- Given request:
Collect all the lines that mention the word "variance".

- Provided information:
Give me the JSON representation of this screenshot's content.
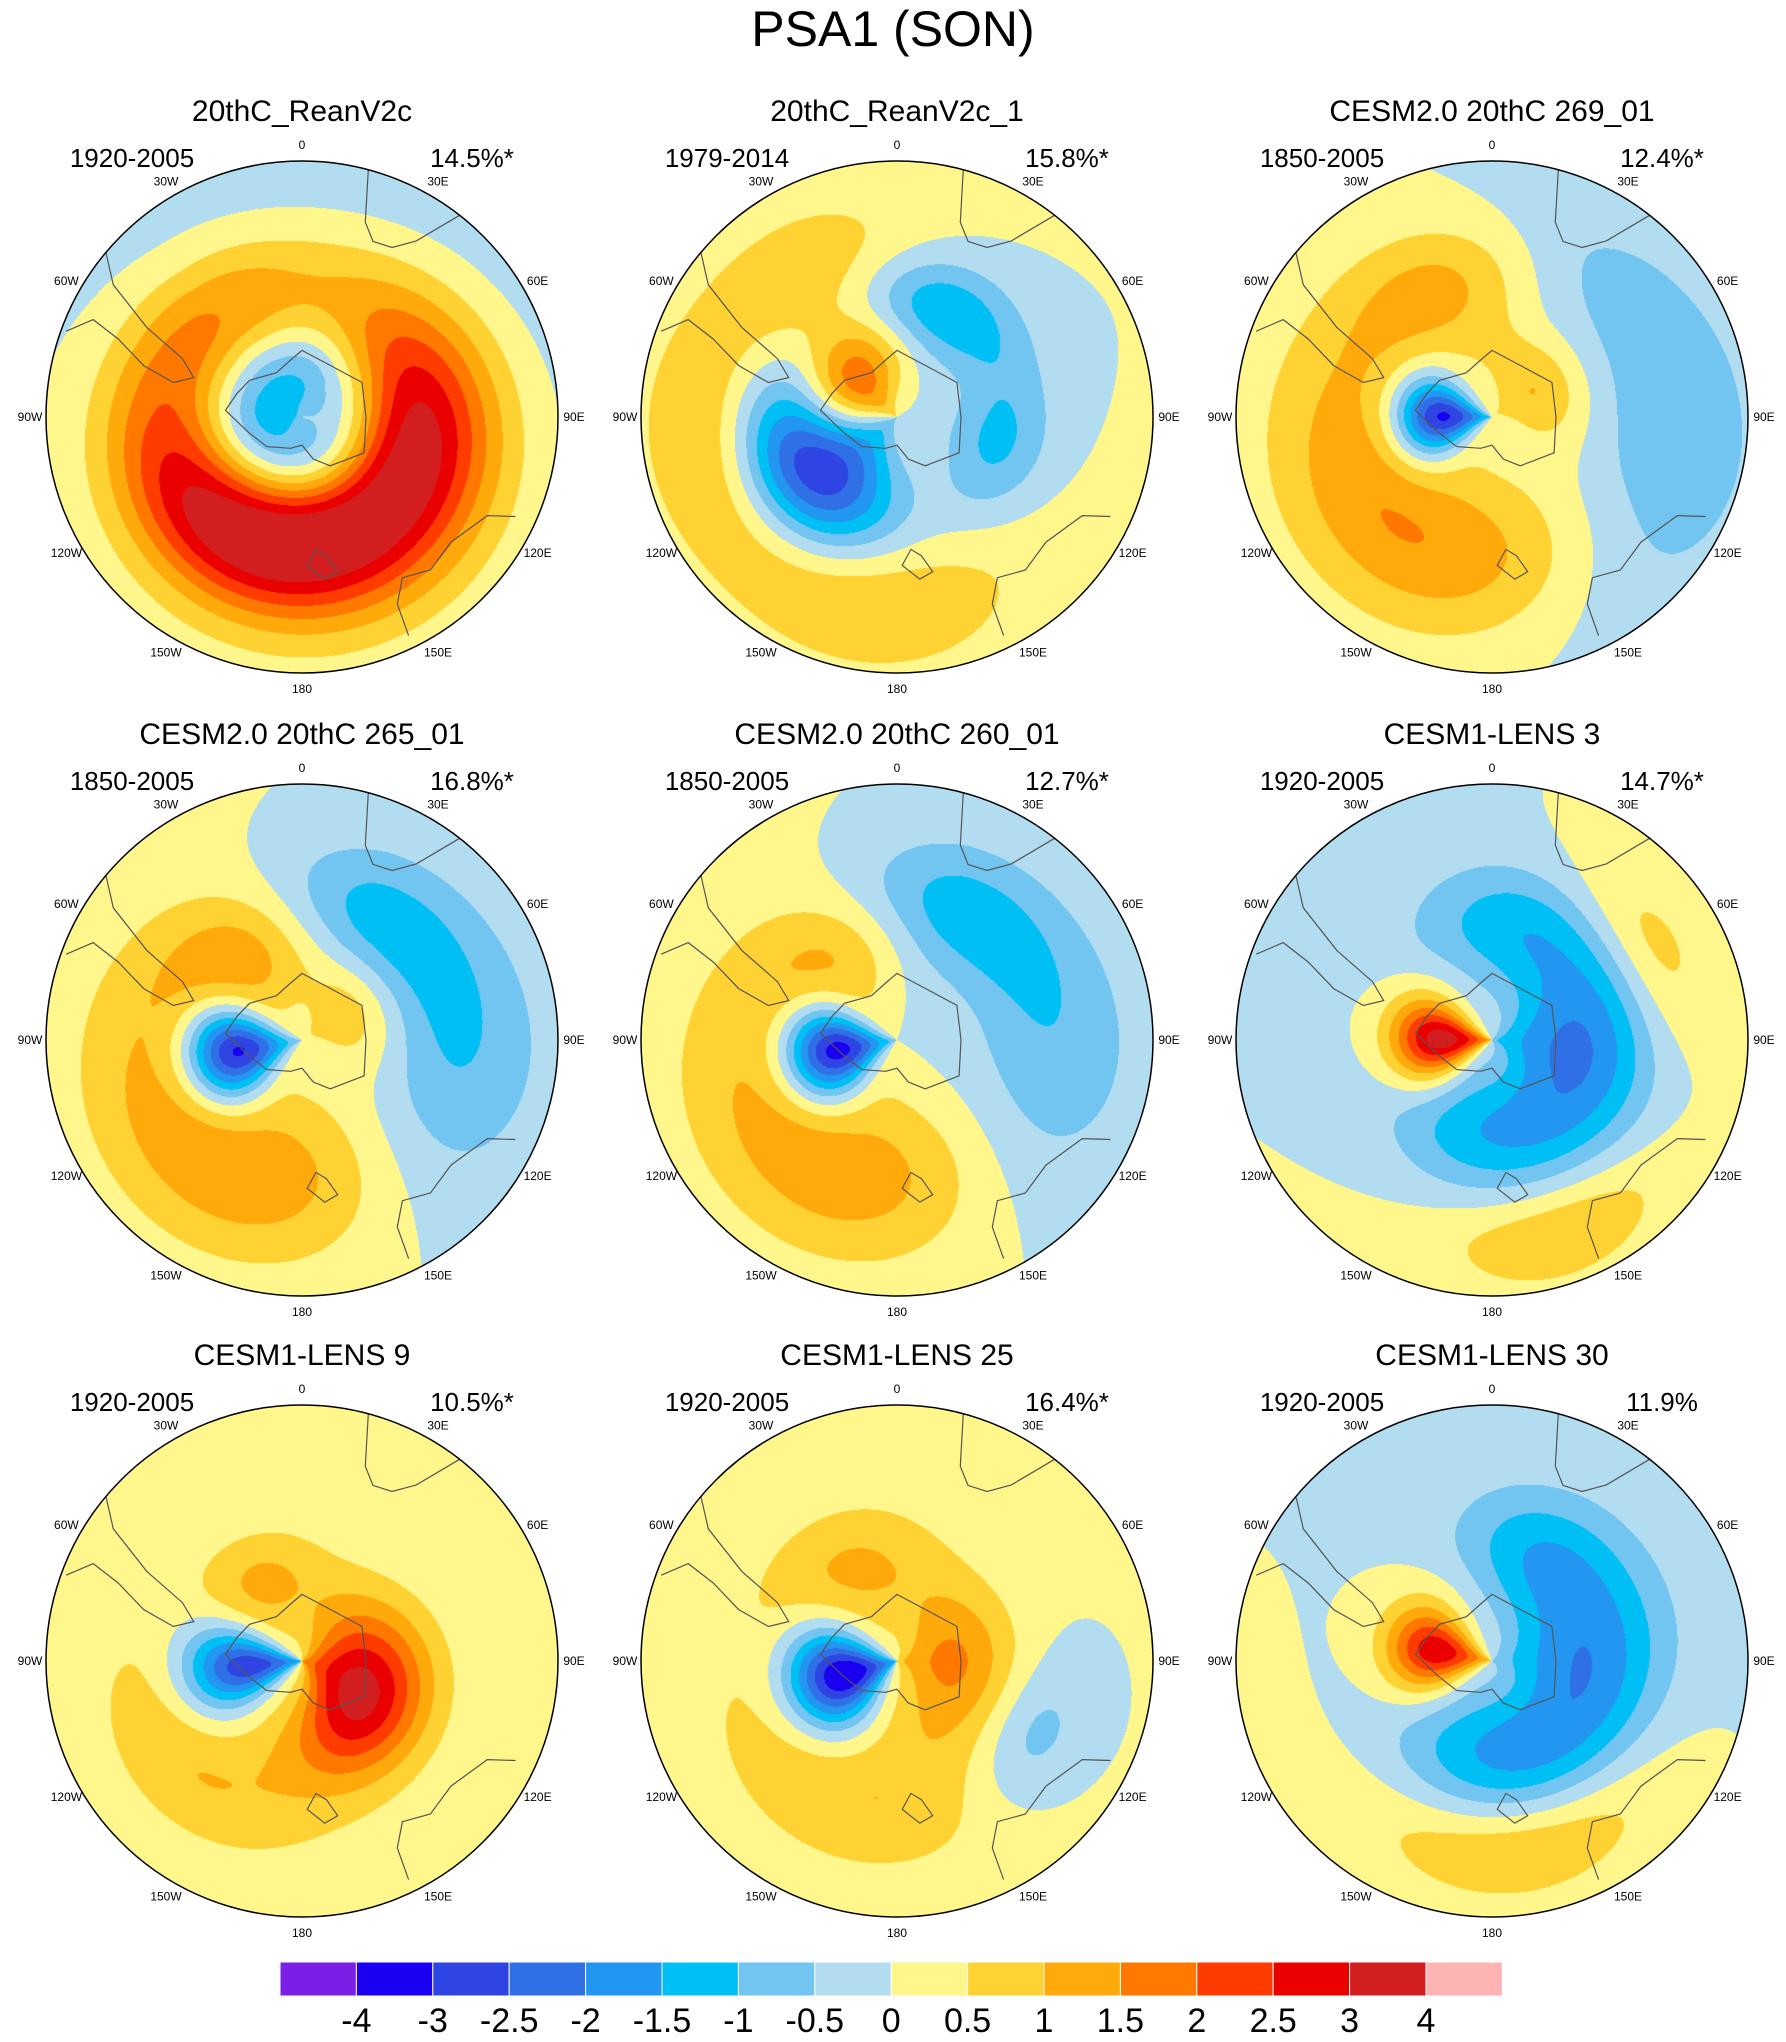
{
  "figure_title": "PSA1 (SON)",
  "longitude_labels": [
    "0",
    "30E",
    "60E",
    "90E",
    "120E",
    "150E",
    "180",
    "150W",
    "120W",
    "90W",
    "60W",
    "30W"
  ],
  "panels": [
    {
      "title": "20thC_ReanV2c",
      "period": "1920-2005",
      "variance": "14.5%*",
      "features": [
        {
          "lon": 140,
          "r": 0.5,
          "v": 2.5,
          "sa": 110,
          "sr": 0.35
        },
        {
          "lon": 90,
          "r": 0.38,
          "v": 1.5,
          "sa": 70,
          "sr": 0.25
        },
        {
          "lon": 200,
          "r": 0.48,
          "v": 1.5,
          "sa": 60,
          "sr": 0.25
        },
        {
          "lon": 250,
          "r": 0.55,
          "v": 1.0,
          "sa": 60,
          "sr": 0.25
        },
        {
          "lon": 320,
          "r": 0.48,
          "v": 1.2,
          "sa": 45,
          "sr": 0.25
        },
        {
          "lon": 220,
          "r": 0.15,
          "v": -1.6,
          "sa": 360,
          "sr": 0.22
        },
        {
          "lon": 30,
          "r": 0.95,
          "v": -0.4,
          "sa": 90,
          "sr": 0.4
        }
      ]
    },
    {
      "title": "20thC_ReanV2c_1",
      "period": "1979-2014",
      "variance": "15.8%*",
      "features": [
        {
          "lon": 240,
          "r": 0.35,
          "v": -3.5,
          "sa": 55,
          "sr": 0.28
        },
        {
          "lon": 300,
          "r": 0.22,
          "v": 2.2,
          "sa": 60,
          "sr": 0.2
        },
        {
          "lon": 20,
          "r": 0.45,
          "v": -1.6,
          "sa": 45,
          "sr": 0.2
        },
        {
          "lon": 105,
          "r": 0.4,
          "v": -1.1,
          "sa": 40,
          "sr": 0.2
        },
        {
          "lon": 190,
          "r": 0.7,
          "v": 1.1,
          "sa": 50,
          "sr": 0.3
        },
        {
          "lon": 265,
          "r": 0.75,
          "v": 1.0,
          "sa": 40,
          "sr": 0.25
        },
        {
          "lon": 330,
          "r": 0.6,
          "v": 1.0,
          "sa": 40,
          "sr": 0.3
        }
      ]
    },
    {
      "title": "CESM2.0 20thC 269_01",
      "period": "1850-2005",
      "variance": "12.4%*",
      "features": [
        {
          "lon": 270,
          "r": 0.2,
          "v": -3.5,
          "sa": 35,
          "sr": 0.18
        },
        {
          "lon": 210,
          "r": 0.55,
          "v": 1.6,
          "sa": 110,
          "sr": 0.35
        },
        {
          "lon": 340,
          "r": 0.55,
          "v": 1.1,
          "sa": 40,
          "sr": 0.25
        },
        {
          "lon": 60,
          "r": 0.2,
          "v": 1.1,
          "sa": 60,
          "sr": 0.2
        },
        {
          "lon": 115,
          "r": 0.65,
          "v": -1.2,
          "sa": 60,
          "sr": 0.4
        },
        {
          "lon": 30,
          "r": 0.65,
          "v": -0.6,
          "sa": 70,
          "sr": 0.3
        }
      ]
    },
    {
      "title": "CESM2.0 20thC 265_01",
      "period": "1850-2005",
      "variance": "16.8%*",
      "features": [
        {
          "lon": 260,
          "r": 0.27,
          "v": -3.8,
          "sa": 35,
          "sr": 0.2
        },
        {
          "lon": 205,
          "r": 0.55,
          "v": 1.6,
          "sa": 100,
          "sr": 0.35
        },
        {
          "lon": 320,
          "r": 0.4,
          "v": 1.2,
          "sa": 45,
          "sr": 0.25
        },
        {
          "lon": 60,
          "r": 0.2,
          "v": 1.0,
          "sa": 60,
          "sr": 0.2
        },
        {
          "lon": 110,
          "r": 0.6,
          "v": -1.4,
          "sa": 60,
          "sr": 0.35
        },
        {
          "lon": 30,
          "r": 0.55,
          "v": -1.2,
          "sa": 50,
          "sr": 0.25
        }
      ]
    },
    {
      "title": "CESM2.0 20thC 260_01",
      "period": "1850-2005",
      "variance": "12.7%*",
      "features": [
        {
          "lon": 260,
          "r": 0.25,
          "v": -3.8,
          "sa": 35,
          "sr": 0.2
        },
        {
          "lon": 200,
          "r": 0.55,
          "v": 1.5,
          "sa": 100,
          "sr": 0.35
        },
        {
          "lon": 320,
          "r": 0.4,
          "v": 1.0,
          "sa": 45,
          "sr": 0.25
        },
        {
          "lon": 110,
          "r": 0.6,
          "v": -1.3,
          "sa": 60,
          "sr": 0.35
        },
        {
          "lon": 25,
          "r": 0.55,
          "v": -1.3,
          "sa": 50,
          "sr": 0.25
        }
      ]
    },
    {
      "title": "CESM1-LENS 3",
      "period": "1920-2005",
      "variance": "14.7%*",
      "features": [
        {
          "lon": 270,
          "r": 0.2,
          "v": 3.5,
          "sa": 35,
          "sr": 0.2
        },
        {
          "lon": 90,
          "r": 0.3,
          "v": -1.8,
          "sa": 60,
          "sr": 0.35
        },
        {
          "lon": 180,
          "r": 0.35,
          "v": -1.4,
          "sa": 70,
          "sr": 0.25
        },
        {
          "lon": 10,
          "r": 0.45,
          "v": -1.2,
          "sa": 50,
          "sr": 0.25
        },
        {
          "lon": 60,
          "r": 0.7,
          "v": 1.0,
          "sa": 35,
          "sr": 0.2
        },
        {
          "lon": 160,
          "r": 0.8,
          "v": 1.0,
          "sa": 35,
          "sr": 0.2
        }
      ]
    },
    {
      "title": "CESM1-LENS 9",
      "period": "1920-2005",
      "variance": "10.5%*",
      "features": [
        {
          "lon": 265,
          "r": 0.22,
          "v": -3.0,
          "sa": 30,
          "sr": 0.25
        },
        {
          "lon": 130,
          "r": 0.3,
          "v": 2.4,
          "sa": 60,
          "sr": 0.25
        },
        {
          "lon": 80,
          "r": 0.15,
          "v": 1.6,
          "sa": 80,
          "sr": 0.25
        },
        {
          "lon": 330,
          "r": 0.35,
          "v": 1.0,
          "sa": 40,
          "sr": 0.2
        },
        {
          "lon": 230,
          "r": 0.6,
          "v": 1.0,
          "sa": 60,
          "sr": 0.25
        }
      ]
    },
    {
      "title": "CESM1-LENS 25",
      "period": "1920-2005",
      "variance": "16.4%*",
      "features": [
        {
          "lon": 255,
          "r": 0.22,
          "v": -3.8,
          "sa": 40,
          "sr": 0.22
        },
        {
          "lon": 90,
          "r": 0.2,
          "v": 1.6,
          "sa": 80,
          "sr": 0.25
        },
        {
          "lon": 200,
          "r": 0.55,
          "v": 1.0,
          "sa": 80,
          "sr": 0.3
        },
        {
          "lon": 330,
          "r": 0.4,
          "v": 1.0,
          "sa": 50,
          "sr": 0.25
        },
        {
          "lon": 120,
          "r": 0.6,
          "v": -1.0,
          "sa": 30,
          "sr": 0.2
        }
      ]
    },
    {
      "title": "CESM1-LENS 30",
      "period": "1920-2005",
      "variance": "11.9%",
      "features": [
        {
          "lon": 280,
          "r": 0.22,
          "v": 3.0,
          "sa": 35,
          "sr": 0.2
        },
        {
          "lon": 80,
          "r": 0.35,
          "v": -1.6,
          "sa": 60,
          "sr": 0.35
        },
        {
          "lon": 170,
          "r": 0.35,
          "v": -1.6,
          "sa": 70,
          "sr": 0.25
        },
        {
          "lon": 20,
          "r": 0.45,
          "v": -1.0,
          "sa": 40,
          "sr": 0.25
        },
        {
          "lon": 170,
          "r": 0.75,
          "v": 1.0,
          "sa": 50,
          "sr": 0.2
        }
      ]
    }
  ],
  "colorbar": {
    "tick_labels": [
      "-4",
      "-3",
      "-2.5",
      "-2",
      "-1.5",
      "-1",
      "-0.5",
      "0",
      "0.5",
      "1",
      "1.5",
      "2",
      "2.5",
      "3",
      "4"
    ],
    "levels": [
      -4,
      -3,
      -2.5,
      -2,
      -1.5,
      -1,
      -0.5,
      0,
      0.5,
      1,
      1.5,
      2,
      2.5,
      3,
      4
    ],
    "colors": [
      "#7b1fe6",
      "#1a00f0",
      "#2f45e3",
      "#3070e6",
      "#2296f0",
      "#00bff5",
      "#72c5f0",
      "#b2dcf0",
      "#fff68c",
      "#ffd233",
      "#ffaa0a",
      "#ff7800",
      "#ff3c00",
      "#eb0000",
      "#d21e1e",
      "#ffb4b4"
    ]
  }
}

- Result:
      "variance": "14.5%*",
      "variance": "15.8%*",
      "variance": "12.4%*",
      "variance": "16.8%*",
      "variance": "12.7%*",
      "variance": "14.7%*",
      "variance": "10.5%*",
      "variance": "16.4%*",
      "variance": "11.9%",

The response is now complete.